▸ **Given entries**
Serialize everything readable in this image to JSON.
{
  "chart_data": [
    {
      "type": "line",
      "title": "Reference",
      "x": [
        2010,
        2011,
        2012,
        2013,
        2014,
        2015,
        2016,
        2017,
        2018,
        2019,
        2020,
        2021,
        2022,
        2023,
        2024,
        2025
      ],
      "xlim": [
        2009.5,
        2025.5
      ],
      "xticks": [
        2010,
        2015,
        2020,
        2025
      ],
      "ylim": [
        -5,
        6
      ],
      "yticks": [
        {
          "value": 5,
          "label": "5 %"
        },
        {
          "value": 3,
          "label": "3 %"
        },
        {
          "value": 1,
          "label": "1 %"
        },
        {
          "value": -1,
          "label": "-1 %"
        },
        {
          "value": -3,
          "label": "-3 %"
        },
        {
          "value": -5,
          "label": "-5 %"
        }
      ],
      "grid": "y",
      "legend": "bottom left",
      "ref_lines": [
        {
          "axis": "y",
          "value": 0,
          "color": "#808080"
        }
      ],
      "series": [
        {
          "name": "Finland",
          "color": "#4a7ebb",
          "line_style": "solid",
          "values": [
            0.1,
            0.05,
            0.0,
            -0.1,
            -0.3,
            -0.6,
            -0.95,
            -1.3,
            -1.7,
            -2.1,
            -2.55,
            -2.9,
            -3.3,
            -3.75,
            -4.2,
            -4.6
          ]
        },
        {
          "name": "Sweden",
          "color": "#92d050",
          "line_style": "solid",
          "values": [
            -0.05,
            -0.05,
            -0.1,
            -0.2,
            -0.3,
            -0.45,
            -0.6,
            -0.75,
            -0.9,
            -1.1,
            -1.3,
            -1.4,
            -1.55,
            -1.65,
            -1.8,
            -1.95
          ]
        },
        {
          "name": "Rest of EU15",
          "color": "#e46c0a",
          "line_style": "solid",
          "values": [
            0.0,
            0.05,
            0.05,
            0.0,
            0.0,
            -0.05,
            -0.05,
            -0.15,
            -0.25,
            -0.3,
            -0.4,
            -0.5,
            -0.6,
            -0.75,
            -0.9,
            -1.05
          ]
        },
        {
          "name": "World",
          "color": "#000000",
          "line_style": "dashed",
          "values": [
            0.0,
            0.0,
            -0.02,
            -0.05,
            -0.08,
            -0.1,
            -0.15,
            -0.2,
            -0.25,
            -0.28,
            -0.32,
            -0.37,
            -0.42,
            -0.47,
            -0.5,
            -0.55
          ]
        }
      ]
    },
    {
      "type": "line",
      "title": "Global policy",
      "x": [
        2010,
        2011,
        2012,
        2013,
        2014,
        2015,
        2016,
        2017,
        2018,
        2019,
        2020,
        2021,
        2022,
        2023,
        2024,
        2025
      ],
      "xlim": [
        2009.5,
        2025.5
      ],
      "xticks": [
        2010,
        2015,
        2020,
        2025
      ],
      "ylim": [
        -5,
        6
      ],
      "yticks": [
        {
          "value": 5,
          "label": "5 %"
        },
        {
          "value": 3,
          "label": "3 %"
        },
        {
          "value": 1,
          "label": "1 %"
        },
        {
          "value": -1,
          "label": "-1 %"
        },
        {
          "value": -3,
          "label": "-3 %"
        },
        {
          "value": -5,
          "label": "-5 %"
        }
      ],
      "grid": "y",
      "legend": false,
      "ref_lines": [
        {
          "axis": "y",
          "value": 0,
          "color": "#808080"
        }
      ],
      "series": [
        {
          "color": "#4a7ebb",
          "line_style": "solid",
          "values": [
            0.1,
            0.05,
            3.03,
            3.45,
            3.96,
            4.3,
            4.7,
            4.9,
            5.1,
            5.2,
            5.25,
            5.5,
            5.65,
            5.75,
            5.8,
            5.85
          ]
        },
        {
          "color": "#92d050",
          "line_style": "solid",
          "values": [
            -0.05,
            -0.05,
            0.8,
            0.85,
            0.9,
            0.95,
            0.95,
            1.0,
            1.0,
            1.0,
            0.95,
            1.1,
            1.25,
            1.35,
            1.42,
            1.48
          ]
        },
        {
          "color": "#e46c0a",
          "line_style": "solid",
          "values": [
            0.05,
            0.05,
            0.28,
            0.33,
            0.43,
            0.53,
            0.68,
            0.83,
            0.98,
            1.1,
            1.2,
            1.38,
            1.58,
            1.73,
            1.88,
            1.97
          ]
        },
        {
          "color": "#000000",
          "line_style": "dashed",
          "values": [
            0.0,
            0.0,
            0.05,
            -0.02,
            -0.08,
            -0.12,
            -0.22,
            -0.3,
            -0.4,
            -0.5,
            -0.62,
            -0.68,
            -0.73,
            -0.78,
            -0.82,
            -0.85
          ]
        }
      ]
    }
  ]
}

▸ **Written problem**
Give back all the records exactly as they stand.

▸ **Exercise result**
Serialize everything readable in this image to JSON.
{
  "chart_data": [
    {
      "type": "line",
      "title": "Reference",
      "x": [
        2010,
        2011,
        2012,
        2013,
        2014,
        2015,
        2016,
        2017,
        2018,
        2019,
        2020,
        2021,
        2022,
        2023,
        2024,
        2025
      ],
      "xlim": [
        2009.5,
        2025.5
      ],
      "xticks": [
        2010,
        2015,
        2020,
        2025
      ],
      "ylim": [
        -5,
        6
      ],
      "yticks": [
        {
          "value": 5,
          "label": "5 %"
        },
        {
          "value": 3,
          "label": "3 %"
        },
        {
          "value": 1,
          "label": "1 %"
        },
        {
          "value": -1,
          "label": "-1 %"
        },
        {
          "value": -3,
          "label": "-3 %"
        },
        {
          "value": -5,
          "label": "-5 %"
        }
      ],
      "grid": "y",
      "legend": "bottom left",
      "ref_lines": [
        {
          "axis": "y",
          "value": 0,
          "color": "#808080"
        }
      ],
      "series": [
        {
          "name": "Finland",
          "color": "#4a7ebb",
          "line_style": "solid",
          "values": [
            0.1,
            0.05,
            0.0,
            -0.1,
            -0.3,
            -0.6,
            -0.95,
            -1.3,
            -1.7,
            -2.1,
            -2.55,
            -2.9,
            -3.3,
            -3.75,
            -4.2,
            -4.6
          ]
        },
        {
          "name": "Sweden",
          "color": "#92d050",
          "line_style": "solid",
          "values": [
            -0.05,
            -0.05,
            -0.1,
            -0.2,
            -0.3,
            -0.45,
            -0.6,
            -0.75,
            -0.9,
            -1.1,
            -1.3,
            -1.4,
            -1.55,
            -1.65,
            -1.8,
            -1.95
          ]
        },
        {
          "name": "Rest of EU15",
          "color": "#e46c0a",
          "line_style": "solid",
          "values": [
            0.0,
            0.05,
            0.05,
            0.0,
            0.0,
            -0.05,
            -0.05,
            -0.15,
            -0.25,
            -0.3,
            -0.4,
            -0.5,
            -0.6,
            -0.75,
            -0.9,
            -1.05
          ]
        },
        {
          "name": "World",
          "color": "#000000",
          "line_style": "dashed",
          "values": [
            0.0,
            0.0,
            -0.02,
            -0.05,
            -0.08,
            -0.1,
            -0.15,
            -0.2,
            -0.25,
            -0.28,
            -0.32,
            -0.37,
            -0.42,
            -0.47,
            -0.5,
            -0.55
          ]
        }
      ]
    },
    {
      "type": "line",
      "title": "Global policy",
      "x": [
        2010,
        2011,
        2012,
        2013,
        2014,
        2015,
        2016,
        2017,
        2018,
        2019,
        2020,
        2021,
        2022,
        2023,
        2024,
        2025
      ],
      "xlim": [
        2009.5,
        2025.5
      ],
      "xticks": [
        2010,
        2015,
        2020,
        2025
      ],
      "ylim": [
        -5,
        6
      ],
      "yticks": [
        {
          "value": 5,
          "label": "5 %"
        },
        {
          "value": 3,
          "label": "3 %"
        },
        {
          "value": 1,
          "label": "1 %"
        },
        {
          "value": -1,
          "label": "-1 %"
        },
        {
          "value": -3,
          "label": "-3 %"
        },
        {
          "value": -5,
          "label": "-5 %"
        }
      ],
      "grid": "y",
      "legend": false,
      "ref_lines": [
        {
          "axis": "y",
          "value": 0,
          "color": "#808080"
        }
      ],
      "series": [
        {
          "color": "#4a7ebb",
          "line_style": "solid",
          "values": [
            0.1,
            0.05,
            3.03,
            3.45,
            3.96,
            4.3,
            4.7,
            4.9,
            5.1,
            5.2,
            5.25,
            5.5,
            5.65,
            5.75,
            5.8,
            5.85
          ]
        },
        {
          "color": "#92d050",
          "line_style": "solid",
          "values": [
            -0.05,
            -0.05,
            0.8,
            0.85,
            0.9,
            0.95,
            0.95,
            1.0,
            1.0,
            1.0,
            0.95,
            1.1,
            1.25,
            1.35,
            1.42,
            1.48
          ]
        },
        {
          "color": "#e46c0a",
          "line_style": "solid",
          "values": [
            0.05,
            0.05,
            0.28,
            0.33,
            0.43,
            0.53,
            0.68,
            0.83,
            0.98,
            1.1,
            1.2,
            1.38,
            1.58,
            1.73,
            1.88,
            1.97
          ]
        },
        {
          "color": "#000000",
          "line_style": "dashed",
          "values": [
            0.0,
            0.0,
            0.05,
            -0.02,
            -0.08,
            -0.12,
            -0.22,
            -0.3,
            -0.4,
            -0.5,
            -0.62,
            -0.68,
            -0.73,
            -0.78,
            -0.82,
            -0.85
          ]
        }
      ]
    }
  ]
}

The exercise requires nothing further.